Find every line in the records that holds the string "title". Copy each one.

Stored data:

=-=-=-=-=

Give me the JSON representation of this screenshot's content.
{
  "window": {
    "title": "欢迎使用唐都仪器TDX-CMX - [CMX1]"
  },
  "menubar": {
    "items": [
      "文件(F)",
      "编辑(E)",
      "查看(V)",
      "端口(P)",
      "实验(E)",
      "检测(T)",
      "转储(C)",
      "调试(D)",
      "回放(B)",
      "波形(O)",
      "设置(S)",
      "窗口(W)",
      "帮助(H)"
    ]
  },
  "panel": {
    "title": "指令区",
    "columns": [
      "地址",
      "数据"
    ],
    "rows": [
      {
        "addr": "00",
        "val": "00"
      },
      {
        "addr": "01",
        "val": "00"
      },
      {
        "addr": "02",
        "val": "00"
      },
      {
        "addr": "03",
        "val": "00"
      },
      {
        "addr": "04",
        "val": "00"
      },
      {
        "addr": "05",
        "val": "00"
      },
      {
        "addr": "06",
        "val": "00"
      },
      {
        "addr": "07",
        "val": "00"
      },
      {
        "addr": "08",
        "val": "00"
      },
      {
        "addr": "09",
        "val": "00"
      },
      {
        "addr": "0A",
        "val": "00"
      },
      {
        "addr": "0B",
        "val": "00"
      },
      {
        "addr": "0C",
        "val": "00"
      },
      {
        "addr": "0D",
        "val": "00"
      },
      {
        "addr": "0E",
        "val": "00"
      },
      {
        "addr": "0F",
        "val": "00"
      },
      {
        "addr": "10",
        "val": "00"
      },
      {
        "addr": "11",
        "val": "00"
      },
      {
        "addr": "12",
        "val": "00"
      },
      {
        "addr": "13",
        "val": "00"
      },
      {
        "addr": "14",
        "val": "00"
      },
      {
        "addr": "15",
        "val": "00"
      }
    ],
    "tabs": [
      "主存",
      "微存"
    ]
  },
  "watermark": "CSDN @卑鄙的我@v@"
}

=-=-=-=-=

Answer to the exercise:
    "title": "欢迎使用唐都仪器TDX-CMX - [CMX1]"
    "title": "指令区",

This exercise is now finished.